Records to process:
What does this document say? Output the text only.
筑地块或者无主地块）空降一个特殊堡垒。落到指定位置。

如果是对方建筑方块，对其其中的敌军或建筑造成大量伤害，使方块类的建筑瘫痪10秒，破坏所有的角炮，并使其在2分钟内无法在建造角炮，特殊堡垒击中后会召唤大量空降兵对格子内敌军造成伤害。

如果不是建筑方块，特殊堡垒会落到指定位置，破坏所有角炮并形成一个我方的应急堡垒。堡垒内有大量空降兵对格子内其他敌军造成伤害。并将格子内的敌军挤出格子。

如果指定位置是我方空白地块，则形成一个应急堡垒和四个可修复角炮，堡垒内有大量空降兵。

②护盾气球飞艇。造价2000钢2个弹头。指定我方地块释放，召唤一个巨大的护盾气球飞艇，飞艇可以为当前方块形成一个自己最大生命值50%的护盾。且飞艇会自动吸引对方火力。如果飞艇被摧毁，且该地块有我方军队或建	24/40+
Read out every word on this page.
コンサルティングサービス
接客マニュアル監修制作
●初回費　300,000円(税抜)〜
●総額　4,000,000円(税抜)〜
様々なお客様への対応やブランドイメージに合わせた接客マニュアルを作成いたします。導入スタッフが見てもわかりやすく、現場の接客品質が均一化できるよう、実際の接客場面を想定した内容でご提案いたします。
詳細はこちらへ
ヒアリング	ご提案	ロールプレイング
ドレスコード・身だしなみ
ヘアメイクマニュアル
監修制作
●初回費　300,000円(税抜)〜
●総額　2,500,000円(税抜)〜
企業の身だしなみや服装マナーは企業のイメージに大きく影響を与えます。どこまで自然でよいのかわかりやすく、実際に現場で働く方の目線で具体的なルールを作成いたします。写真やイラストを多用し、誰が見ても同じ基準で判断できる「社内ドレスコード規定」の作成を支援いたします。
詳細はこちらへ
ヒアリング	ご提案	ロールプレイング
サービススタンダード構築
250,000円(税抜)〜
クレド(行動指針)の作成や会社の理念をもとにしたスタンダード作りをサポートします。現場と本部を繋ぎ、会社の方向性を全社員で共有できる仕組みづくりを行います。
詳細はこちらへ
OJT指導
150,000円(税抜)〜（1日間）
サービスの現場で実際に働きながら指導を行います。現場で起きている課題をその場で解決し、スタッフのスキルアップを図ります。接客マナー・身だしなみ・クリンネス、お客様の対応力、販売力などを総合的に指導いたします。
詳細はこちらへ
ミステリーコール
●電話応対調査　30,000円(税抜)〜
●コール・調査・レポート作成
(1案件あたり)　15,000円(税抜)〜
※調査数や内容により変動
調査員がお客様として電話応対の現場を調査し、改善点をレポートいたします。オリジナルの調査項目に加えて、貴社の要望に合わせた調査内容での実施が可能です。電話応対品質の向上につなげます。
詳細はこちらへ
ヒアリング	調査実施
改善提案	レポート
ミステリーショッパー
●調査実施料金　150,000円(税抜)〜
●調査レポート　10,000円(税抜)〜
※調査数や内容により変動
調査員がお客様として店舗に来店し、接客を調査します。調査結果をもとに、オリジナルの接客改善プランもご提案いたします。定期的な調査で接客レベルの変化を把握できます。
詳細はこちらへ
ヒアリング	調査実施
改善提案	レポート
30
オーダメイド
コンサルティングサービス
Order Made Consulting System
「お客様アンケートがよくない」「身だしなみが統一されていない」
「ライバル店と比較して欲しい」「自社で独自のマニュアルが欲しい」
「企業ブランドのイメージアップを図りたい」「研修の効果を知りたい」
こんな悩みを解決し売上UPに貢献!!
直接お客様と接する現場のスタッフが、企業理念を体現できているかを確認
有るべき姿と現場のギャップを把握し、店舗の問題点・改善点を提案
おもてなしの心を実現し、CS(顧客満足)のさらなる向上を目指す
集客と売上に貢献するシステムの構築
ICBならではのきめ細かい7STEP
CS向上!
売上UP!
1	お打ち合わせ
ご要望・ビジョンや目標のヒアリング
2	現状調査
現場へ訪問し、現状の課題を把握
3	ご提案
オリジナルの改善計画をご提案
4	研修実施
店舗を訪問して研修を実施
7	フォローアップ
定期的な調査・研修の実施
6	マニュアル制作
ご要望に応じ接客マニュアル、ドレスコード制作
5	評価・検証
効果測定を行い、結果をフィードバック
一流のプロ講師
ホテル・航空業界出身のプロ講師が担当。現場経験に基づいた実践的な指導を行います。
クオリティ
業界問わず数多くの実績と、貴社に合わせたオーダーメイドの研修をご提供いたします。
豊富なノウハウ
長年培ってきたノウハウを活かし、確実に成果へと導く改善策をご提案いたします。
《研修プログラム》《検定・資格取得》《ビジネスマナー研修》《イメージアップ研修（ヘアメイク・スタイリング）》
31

Short problem: Print every line of the records exactly. Omit nothing.

Answer:
What does this document say? Output the text only.
筑地块或者无主地块）空降一个特殊堡垒。落到指定位置。

如果是对方建筑方块，对其其中的敌军或建筑造成大量伤害，使方块类的建筑瘫痪10秒，破坏所有的角炮，并使其在2分钟内无法在建造角炮，特殊堡垒击中后会召唤大量空降兵对格子内敌军造成伤害。

如果不是建筑方块，特殊堡垒会落到指定位置，破坏所有角炮并形成一个我方的应急堡垒。堡垒内有大量空降兵对格子内其他敌军造成伤害。并将格子内的敌军挤出格子。

如果指定位置是我方空白地块，则形成一个应急堡垒和四个可修复角炮，堡垒内有大量空降兵。

②护盾气球飞艇。造价2000钢2个弹头。指定我方地块释放，召唤一个巨大的护盾气球飞艇，飞艇可以为当前方块形成一个自己最大生命值50%的护盾。且飞艇会自动吸引对方火力。如果飞艇被摧毁，且该地块有我方军队或建	24/40+
Read out every word on this page.
コンサルティングサービス
接客マニュアル監修制作
●初回費　300,000円(税抜)〜
●総額　4,000,000円(税抜)〜
様々なお客様への対応やブランドイメージに合わせた接客マニュアルを作成いたします。導入スタッフが見てもわかりやすく、現場の接客品質が均一化できるよう、実際の接客場面を想定した内容でご提案いたします。
詳細はこちらへ
ヒアリング	ご提案	ロールプレイング
ドレスコード・身だしなみ
ヘアメイクマニュアル
監修制作
●初回費　300,000円(税抜)〜
●総額　2,500,000円(税抜)〜
企業の身だしなみや服装マナーは企業のイメージに大きく影響を与えます。どこまで自然でよいのかわかりやすく、実際に現場で働く方の目線で具体的なルールを作成いたします。写真やイラストを多用し、誰が見ても同じ基準で判断できる「社内ドレスコード規定」の作成を支援いたします。
詳細はこちらへ
ヒアリング	ご提案	ロールプレイング
サービススタンダード構築
250,000円(税抜)〜
クレド(行動指針)の作成や会社の理念をもとにしたスタンダード作りをサポートします。現場と本部を繋ぎ、会社の方向性を全社員で共有できる仕組みづくりを行います。
詳細はこちらへ
OJT指導
150,000円(税抜)〜（1日間）
サービスの現場で実際に働きながら指導を行います。現場で起きている課題をその場で解決し、スタッフのスキルアップを図ります。接客マナー・身だしなみ・クリンネス、お客様の対応力、販売力などを総合的に指導いたします。
詳細はこちらへ
ミステリーコール
●電話応対調査　30,000円(税抜)〜
●コール・調査・レポート作成
(1案件あたり)　15,000円(税抜)〜
※調査数や内容により変動
調査員がお客様として電話応対の現場を調査し、改善点をレポートいたします。オリジナルの調査項目に加えて、貴社の要望に合わせた調査内容での実施が可能です。電話応対品質の向上につなげます。
詳細はこちらへ
ヒアリング	調査実施
改善提案	レポート
ミステリーショッパー
●調査実施料金　150,000円(税抜)〜
●調査レポート　10,000円(税抜)〜
※調査数や内容により変動
調査員がお客様として店舗に来店し、接客を調査します。調査結果をもとに、オリジナルの接客改善プランもご提案いたします。定期的な調査で接客レベルの変化を把握できます。
詳細はこちらへ
ヒアリング	調査実施
改善提案	レポート
30
オーダメイド
コンサルティングサービス
Order Made Consulting System
「お客様アンケートがよくない」「身だしなみが統一されていない」
「ライバル店と比較して欲しい」「自社で独自のマニュアルが欲しい」
「企業ブランドのイメージアップを図りたい」「研修の効果を知りたい」
こんな悩みを解決し売上UPに貢献!!
直接お客様と接する現場のスタッフが、企業理念を体現できているかを確認
有るべき姿と現場のギャップを把握し、店舗の問題点・改善点を提案
おもてなしの心を実現し、CS(顧客満足)のさらなる向上を目指す
集客と売上に貢献するシステムの構築
ICBならではのきめ細かい7STEP
CS向上!
売上UP!
1	お打ち合わせ
ご要望・ビジョンや目標のヒアリング
2	現状調査
現場へ訪問し、現状の課題を把握
3	ご提案
オリジナルの改善計画をご提案
4	研修実施
店舗を訪問して研修を実施
7	フォローアップ
定期的な調査・研修の実施
6	マニュアル制作
ご要望に応じ接客マニュアル、ドレスコード制作
5	評価・検証
効果測定を行い、結果をフィードバック
一流のプロ講師
ホテル・航空業界出身のプロ講師が担当。現場経験に基づいた実践的な指導を行います。
クオリティ
業界問わず数多くの実績と、貴社に合わせたオーダーメイドの研修をご提供いたします。
豊富なノウハウ
長年培ってきたノウハウを活かし、確実に成果へと導く改善策をご提案いたします。
《研修プログラム》《検定・資格取得》《ビジネスマナー研修》《イメージアップ研修（ヘアメイク・スタイリング）》
31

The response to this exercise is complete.